▸ Exercise instructions
Leave out all pictures. Extract exactly the lines from the one containing "What does this" through the end of the data.

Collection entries
-- Start --

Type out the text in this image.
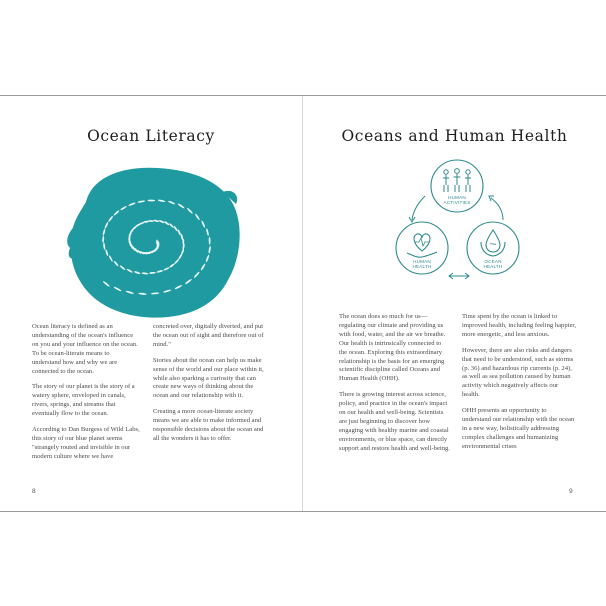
Ocean Literacy

Ocean literacy is defined as an understanding of the ocean's influence on you and your influence on the ocean. To be ocean-literate means to understand how and why we are connected to the ocean.

The story of our planet is the story of a watery sphere, enveloped in canals, rivers, springs, and streams that eventually flow to the ocean.

According to Dan Burgess of Wild Labs, this story of our blue planet seems "strangely routed and invisible in our modern culture where we have

concreted over, digitally diverted, and put the ocean out of sight and therefore out of mind."

Stories about the ocean can help us make sense of the world and our place within it, while also sparking a curiosity that can create new ways of thinking about the ocean and our relationship with it.

Creating a more ocean-literate society means we are able to make informed and responsible decisions about the ocean and all the wonders it has to offer.

8
Oceans and Human Health
HUMAN
ACTIVITIES
HUMAN
HEALTH
OCEAN
HEALTH

The ocean does so much for us—regulating our climate and providing us with food, water, and the air we breathe. Our health is intrinsically connected to the ocean. Exploring this extraordinary relationship is the basis for an emerging scientific discipline called Oceans and Human Health (OHH).

There is growing interest across science, policy, and practice in the ocean's impact on our health and well-being. Scientists are just beginning to discover how engaging with healthy marine and coastal environments, or blue space, can directly support and restore health and well-being.

Time spent by the ocean is linked to improved health, including feeling happier, more energetic, and less anxious.

However, there are also risks and dangers that need to be understood, such as storms (p. 36) and hazardous rip currents (p. 24), as well as sea pollution caused by human activity which negatively affects our health.

OHH presents an opportunity to understand our relationship with the ocean in a new way, holistically addressing complex challenges and humanizing environmental crises

9
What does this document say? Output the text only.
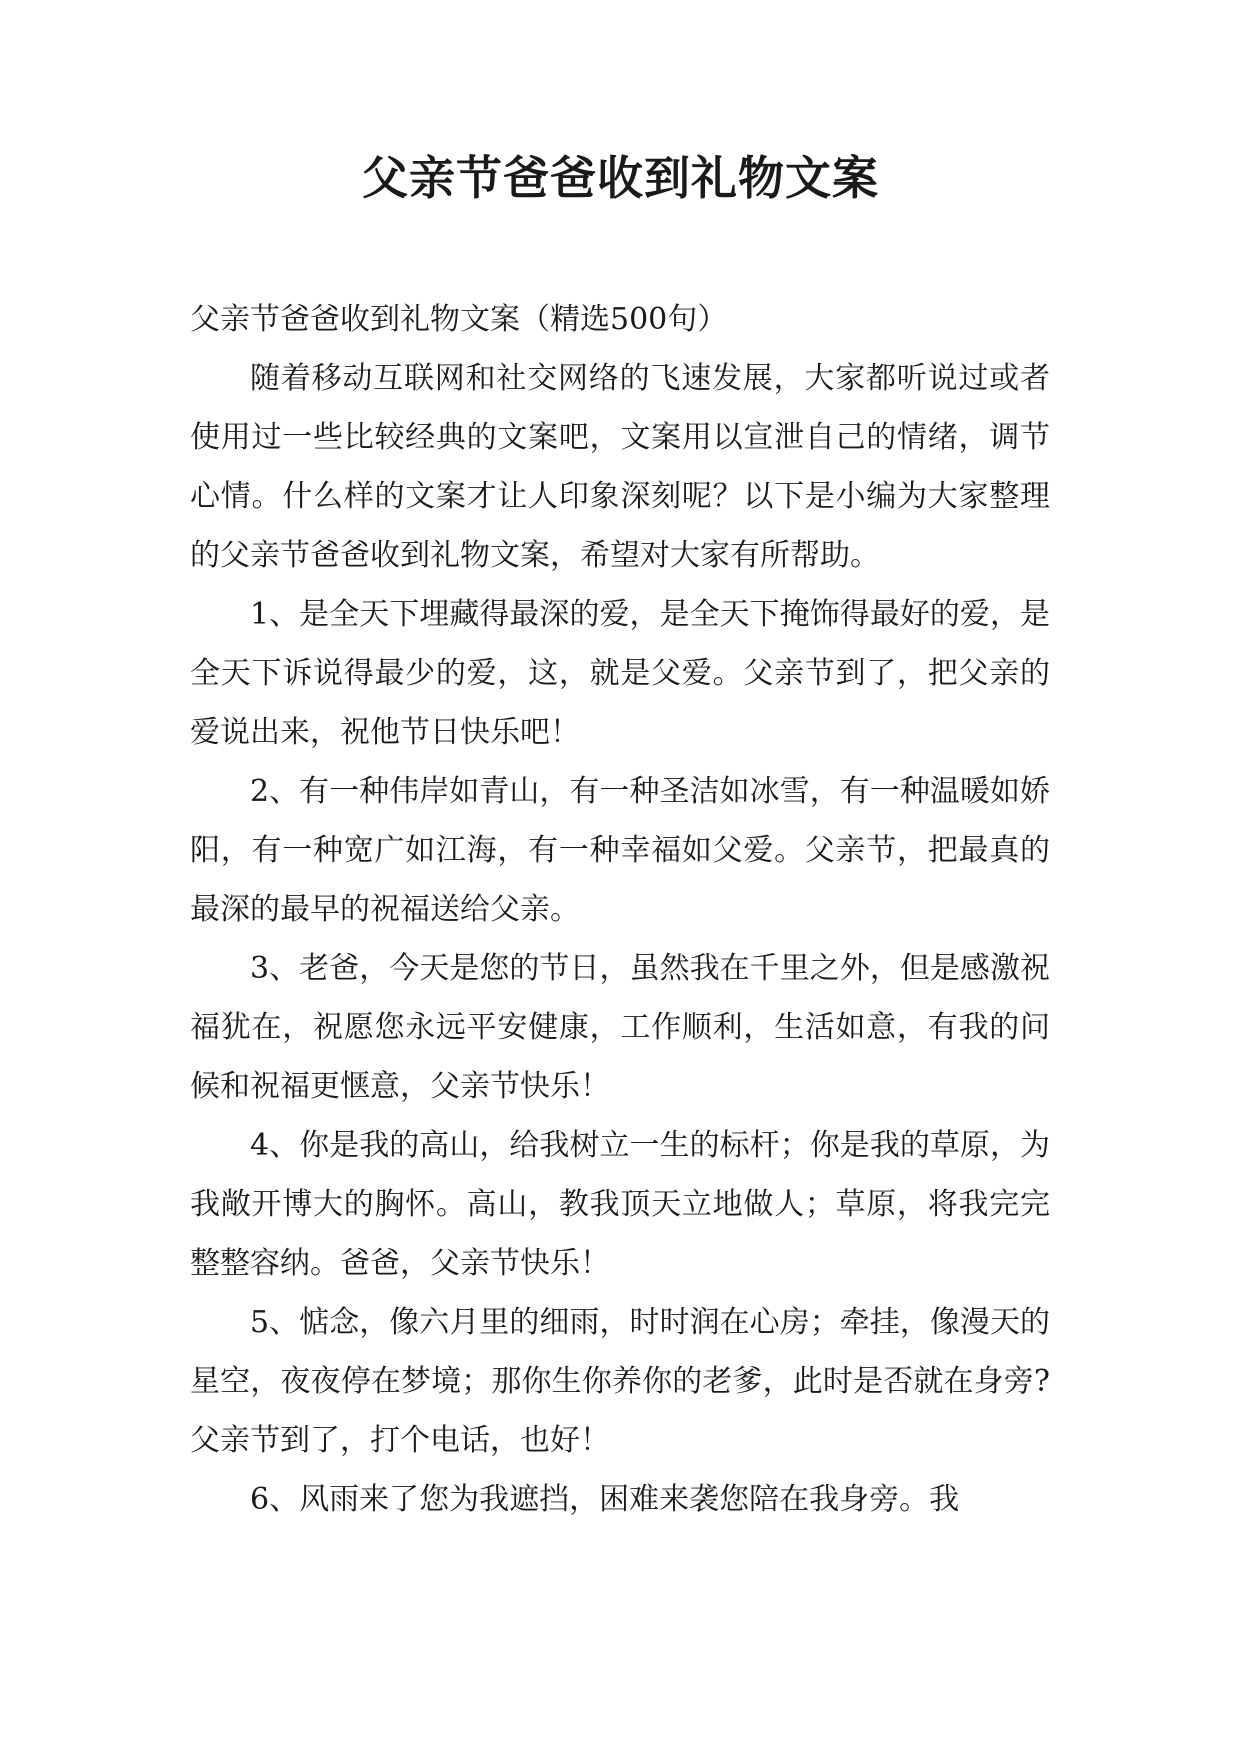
父亲节爸爸收到礼物文案

父亲节爸爸收到礼物文案（精选500句）

随着移动互联网和社交网络的飞速发展，大家都听说过或者使用过一些比较经典的文案吧，文案用以宣泄自己的情绪，调节心情。什么样的文案才让人印象深刻呢？以下是小编为大家整理的父亲节爸爸收到礼物文案，希望对大家有所帮助。

1、是全天下埋藏得最深的爱，是全天下掩饰得最好的爱，是全天下诉说得最少的爱，这，就是父爱。父亲节到了，把父亲的爱说出来，祝他节日快乐吧！

2、有一种伟岸如青山，有一种圣洁如冰雪，有一种温暖如娇阳，有一种宽广如江海，有一种幸福如父爱。父亲节，把最真的最深的最早的祝福送给父亲。

3、老爸，今天是您的节日，虽然我在千里之外，但是感激祝福犹在，祝愿您永远平安健康，工作顺利，生活如意，有我的问候和祝福更惬意，父亲节快乐！

4、你是我的高山，给我树立一生的标杆；你是我的草原，为我敞开博大的胸怀。高山，教我顶天立地做人；草原，将我完完整整容纳。爸爸，父亲节快乐！

5、惦念，像六月里的细雨，时时润在心房；牵挂，像漫天的星空，夜夜停在梦境；那你生你养你的老爹，此时是否就在身旁?父亲节到了，打个电话，也好！

6、风雨来了您为我遮挡，困难来袭您陪在我身旁。我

-- End --

▸ Answer in full
What does this document say? Output the text only.
父亲节爸爸收到礼物文案

父亲节爸爸收到礼物文案（精选500句）

随着移动互联网和社交网络的飞速发展，大家都听说过或者使用过一些比较经典的文案吧，文案用以宣泄自己的情绪，调节心情。什么样的文案才让人印象深刻呢？以下是小编为大家整理的父亲节爸爸收到礼物文案，希望对大家有所帮助。

1、是全天下埋藏得最深的爱，是全天下掩饰得最好的爱，是全天下诉说得最少的爱，这，就是父爱。父亲节到了，把父亲的爱说出来，祝他节日快乐吧！

2、有一种伟岸如青山，有一种圣洁如冰雪，有一种温暖如娇阳，有一种宽广如江海，有一种幸福如父爱。父亲节，把最真的最深的最早的祝福送给父亲。

3、老爸，今天是您的节日，虽然我在千里之外，但是感激祝福犹在，祝愿您永远平安健康，工作顺利，生活如意，有我的问候和祝福更惬意，父亲节快乐！

4、你是我的高山，给我树立一生的标杆；你是我的草原，为我敞开博大的胸怀。高山，教我顶天立地做人；草原，将我完完整整容纳。爸爸，父亲节快乐！

5、惦念，像六月里的细雨，时时润在心房；牵挂，像漫天的星空，夜夜停在梦境；那你生你养你的老爹，此时是否就在身旁?父亲节到了，打个电话，也好！

6、风雨来了您为我遮挡，困难来袭您陪在我身旁。我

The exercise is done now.